Work to be completed: From the entries below, extract every line that includes the word "high".

________________________

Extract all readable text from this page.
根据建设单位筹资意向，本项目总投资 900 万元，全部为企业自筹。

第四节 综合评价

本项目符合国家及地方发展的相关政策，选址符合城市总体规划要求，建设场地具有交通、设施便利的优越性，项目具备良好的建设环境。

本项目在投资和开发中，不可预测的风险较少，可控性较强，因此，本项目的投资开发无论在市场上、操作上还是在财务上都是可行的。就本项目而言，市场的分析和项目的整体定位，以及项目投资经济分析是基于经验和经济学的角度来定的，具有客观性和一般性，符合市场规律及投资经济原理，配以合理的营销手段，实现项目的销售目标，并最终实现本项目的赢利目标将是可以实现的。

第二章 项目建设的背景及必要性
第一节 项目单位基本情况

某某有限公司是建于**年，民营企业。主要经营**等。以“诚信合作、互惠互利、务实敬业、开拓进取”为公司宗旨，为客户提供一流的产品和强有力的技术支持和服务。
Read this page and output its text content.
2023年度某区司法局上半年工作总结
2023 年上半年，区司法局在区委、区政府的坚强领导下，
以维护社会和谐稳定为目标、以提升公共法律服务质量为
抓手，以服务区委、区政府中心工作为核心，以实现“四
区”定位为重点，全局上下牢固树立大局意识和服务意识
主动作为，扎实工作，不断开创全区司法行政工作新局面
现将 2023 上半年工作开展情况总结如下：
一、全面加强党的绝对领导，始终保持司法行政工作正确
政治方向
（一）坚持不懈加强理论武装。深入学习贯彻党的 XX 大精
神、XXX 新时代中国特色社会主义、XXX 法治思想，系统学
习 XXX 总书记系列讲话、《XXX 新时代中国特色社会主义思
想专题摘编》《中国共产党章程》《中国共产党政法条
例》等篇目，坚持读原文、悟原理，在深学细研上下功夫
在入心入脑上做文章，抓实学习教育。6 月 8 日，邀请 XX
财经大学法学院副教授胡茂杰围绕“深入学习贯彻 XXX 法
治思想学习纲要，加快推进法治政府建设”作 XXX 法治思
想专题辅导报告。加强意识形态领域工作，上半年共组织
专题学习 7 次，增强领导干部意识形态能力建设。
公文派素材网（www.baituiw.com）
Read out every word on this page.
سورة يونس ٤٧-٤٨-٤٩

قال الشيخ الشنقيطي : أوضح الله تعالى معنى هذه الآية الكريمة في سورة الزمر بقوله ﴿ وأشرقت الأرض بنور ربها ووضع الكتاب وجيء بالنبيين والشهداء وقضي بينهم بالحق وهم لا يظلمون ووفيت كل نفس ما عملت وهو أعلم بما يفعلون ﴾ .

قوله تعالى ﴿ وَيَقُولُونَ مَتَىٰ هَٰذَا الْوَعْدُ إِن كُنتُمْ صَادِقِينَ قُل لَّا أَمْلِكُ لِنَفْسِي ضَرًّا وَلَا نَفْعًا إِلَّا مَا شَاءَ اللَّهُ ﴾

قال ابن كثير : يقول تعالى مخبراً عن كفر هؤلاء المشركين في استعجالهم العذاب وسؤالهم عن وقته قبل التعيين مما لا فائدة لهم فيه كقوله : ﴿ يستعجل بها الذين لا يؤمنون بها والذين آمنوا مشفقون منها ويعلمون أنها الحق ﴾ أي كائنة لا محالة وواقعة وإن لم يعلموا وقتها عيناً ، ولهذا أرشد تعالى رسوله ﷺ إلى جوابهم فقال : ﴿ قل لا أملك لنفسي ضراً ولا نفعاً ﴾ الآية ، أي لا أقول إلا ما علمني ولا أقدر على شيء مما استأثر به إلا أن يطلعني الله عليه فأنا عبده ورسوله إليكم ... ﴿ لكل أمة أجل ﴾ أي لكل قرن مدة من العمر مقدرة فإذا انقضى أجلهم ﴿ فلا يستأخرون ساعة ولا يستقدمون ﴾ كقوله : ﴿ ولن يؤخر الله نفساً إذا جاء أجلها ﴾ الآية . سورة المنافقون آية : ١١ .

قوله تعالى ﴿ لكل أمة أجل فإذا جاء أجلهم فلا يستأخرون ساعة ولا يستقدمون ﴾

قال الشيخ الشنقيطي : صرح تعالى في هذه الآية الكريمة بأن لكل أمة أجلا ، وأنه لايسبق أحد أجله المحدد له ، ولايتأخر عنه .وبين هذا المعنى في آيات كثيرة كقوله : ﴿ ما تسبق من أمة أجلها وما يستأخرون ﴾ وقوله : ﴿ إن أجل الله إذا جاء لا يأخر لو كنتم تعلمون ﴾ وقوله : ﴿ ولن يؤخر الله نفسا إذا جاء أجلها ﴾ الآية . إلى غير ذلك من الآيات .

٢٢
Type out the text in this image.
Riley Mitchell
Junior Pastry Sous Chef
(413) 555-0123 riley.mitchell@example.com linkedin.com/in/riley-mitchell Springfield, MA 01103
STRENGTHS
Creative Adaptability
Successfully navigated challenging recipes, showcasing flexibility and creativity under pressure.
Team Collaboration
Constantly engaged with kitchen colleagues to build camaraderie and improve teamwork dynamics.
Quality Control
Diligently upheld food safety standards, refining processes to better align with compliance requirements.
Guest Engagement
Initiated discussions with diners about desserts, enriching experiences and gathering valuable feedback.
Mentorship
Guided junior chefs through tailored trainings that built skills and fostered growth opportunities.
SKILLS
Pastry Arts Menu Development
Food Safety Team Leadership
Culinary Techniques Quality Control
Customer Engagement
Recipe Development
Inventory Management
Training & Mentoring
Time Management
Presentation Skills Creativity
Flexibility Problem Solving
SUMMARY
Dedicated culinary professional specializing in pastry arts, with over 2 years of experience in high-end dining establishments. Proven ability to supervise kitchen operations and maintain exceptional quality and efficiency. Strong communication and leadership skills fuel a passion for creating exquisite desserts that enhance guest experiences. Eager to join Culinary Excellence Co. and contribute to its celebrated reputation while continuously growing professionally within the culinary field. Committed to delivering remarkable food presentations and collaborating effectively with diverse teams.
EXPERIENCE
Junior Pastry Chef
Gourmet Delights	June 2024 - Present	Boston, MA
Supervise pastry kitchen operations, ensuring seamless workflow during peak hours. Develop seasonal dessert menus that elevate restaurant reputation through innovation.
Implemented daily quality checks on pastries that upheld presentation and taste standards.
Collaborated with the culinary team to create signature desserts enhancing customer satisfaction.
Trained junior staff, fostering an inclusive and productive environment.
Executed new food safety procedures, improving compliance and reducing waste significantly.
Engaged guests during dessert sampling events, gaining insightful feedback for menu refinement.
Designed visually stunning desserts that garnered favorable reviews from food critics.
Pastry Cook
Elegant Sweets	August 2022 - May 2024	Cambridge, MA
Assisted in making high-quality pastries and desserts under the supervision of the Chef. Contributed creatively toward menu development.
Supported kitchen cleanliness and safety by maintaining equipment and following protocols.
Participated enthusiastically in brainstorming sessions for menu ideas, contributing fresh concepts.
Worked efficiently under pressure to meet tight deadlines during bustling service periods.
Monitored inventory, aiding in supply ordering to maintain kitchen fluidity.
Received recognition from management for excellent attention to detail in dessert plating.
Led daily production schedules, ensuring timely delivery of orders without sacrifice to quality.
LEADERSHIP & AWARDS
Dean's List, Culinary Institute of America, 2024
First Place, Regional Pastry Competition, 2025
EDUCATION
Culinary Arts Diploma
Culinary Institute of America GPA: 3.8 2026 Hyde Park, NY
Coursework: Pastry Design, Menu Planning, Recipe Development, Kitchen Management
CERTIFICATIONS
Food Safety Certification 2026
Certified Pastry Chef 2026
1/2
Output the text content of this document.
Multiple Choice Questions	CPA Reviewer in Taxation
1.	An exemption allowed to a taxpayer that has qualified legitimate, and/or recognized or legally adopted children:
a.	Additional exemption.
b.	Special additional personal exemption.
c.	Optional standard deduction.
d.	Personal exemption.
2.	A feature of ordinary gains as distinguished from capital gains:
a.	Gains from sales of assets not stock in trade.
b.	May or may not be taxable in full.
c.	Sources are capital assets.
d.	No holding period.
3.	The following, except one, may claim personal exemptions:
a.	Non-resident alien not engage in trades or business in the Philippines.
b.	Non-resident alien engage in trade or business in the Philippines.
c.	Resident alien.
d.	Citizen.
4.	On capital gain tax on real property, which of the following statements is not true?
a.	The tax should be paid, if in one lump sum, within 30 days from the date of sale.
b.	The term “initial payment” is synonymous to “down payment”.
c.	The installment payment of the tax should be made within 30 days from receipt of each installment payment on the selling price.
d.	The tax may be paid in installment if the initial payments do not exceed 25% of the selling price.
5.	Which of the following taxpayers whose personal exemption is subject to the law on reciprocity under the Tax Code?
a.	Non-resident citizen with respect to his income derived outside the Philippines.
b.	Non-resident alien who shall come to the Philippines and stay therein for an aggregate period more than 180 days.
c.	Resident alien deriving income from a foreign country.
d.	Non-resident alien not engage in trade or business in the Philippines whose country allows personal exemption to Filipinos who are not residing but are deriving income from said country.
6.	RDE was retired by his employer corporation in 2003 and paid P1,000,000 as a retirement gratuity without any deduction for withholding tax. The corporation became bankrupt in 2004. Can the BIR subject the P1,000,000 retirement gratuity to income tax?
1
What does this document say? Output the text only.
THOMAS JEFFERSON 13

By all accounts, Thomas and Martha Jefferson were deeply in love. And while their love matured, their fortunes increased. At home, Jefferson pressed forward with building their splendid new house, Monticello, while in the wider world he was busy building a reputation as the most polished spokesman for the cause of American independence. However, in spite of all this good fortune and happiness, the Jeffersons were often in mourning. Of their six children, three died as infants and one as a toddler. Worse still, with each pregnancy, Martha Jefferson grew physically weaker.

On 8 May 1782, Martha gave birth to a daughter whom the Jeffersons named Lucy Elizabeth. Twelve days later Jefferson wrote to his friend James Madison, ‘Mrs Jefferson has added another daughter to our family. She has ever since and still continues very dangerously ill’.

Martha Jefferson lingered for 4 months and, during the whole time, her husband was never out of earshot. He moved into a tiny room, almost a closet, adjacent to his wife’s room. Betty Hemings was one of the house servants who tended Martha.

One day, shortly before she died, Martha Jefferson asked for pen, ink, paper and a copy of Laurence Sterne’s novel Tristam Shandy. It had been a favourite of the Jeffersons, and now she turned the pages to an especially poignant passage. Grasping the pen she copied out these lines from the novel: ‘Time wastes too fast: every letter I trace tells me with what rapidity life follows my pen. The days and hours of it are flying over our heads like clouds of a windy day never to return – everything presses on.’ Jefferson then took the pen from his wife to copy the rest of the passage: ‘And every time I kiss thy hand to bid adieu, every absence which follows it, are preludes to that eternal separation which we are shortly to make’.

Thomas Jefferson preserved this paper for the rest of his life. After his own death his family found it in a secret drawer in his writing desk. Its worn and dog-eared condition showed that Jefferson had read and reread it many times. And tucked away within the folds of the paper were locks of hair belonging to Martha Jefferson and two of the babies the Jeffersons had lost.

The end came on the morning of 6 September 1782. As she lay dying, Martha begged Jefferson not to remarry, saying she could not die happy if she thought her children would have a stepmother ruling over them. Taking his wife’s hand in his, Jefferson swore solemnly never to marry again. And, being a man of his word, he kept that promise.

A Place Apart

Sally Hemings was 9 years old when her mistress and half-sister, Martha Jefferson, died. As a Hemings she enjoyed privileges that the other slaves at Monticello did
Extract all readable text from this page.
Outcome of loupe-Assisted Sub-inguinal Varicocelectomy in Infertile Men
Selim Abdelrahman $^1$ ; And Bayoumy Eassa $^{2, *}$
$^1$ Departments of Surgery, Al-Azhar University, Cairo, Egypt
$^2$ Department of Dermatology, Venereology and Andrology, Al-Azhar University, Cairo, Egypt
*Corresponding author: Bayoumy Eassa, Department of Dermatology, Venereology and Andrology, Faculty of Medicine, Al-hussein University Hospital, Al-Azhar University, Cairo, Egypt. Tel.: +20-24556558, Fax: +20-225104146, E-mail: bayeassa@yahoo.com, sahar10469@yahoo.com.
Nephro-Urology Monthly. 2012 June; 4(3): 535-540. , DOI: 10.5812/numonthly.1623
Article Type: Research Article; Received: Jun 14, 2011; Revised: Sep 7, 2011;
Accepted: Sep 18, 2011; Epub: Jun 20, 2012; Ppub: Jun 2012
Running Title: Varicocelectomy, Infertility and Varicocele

________________________

Reply to the exercise:
Dedicated culinary professional specializing in pastry arts, with over 2 years of experience in high-end dining establishments. Proven ability to supervise kitchen operations and maintain exceptional quality and efficiency. Strong communication and leadership skills fuel a passion for creating exquisite desserts that enhance guest experiences. Eager to join Culinary Excellence Co. and contribute to its celebrated reputation while continuously growing professionally within the culinary field. Committed to delivering remarkable food presentations and collaborating effectively with diverse teams.
Assisted in making high-quality pastries and desserts under the supervision of the Chef. Contributed creatively toward menu development.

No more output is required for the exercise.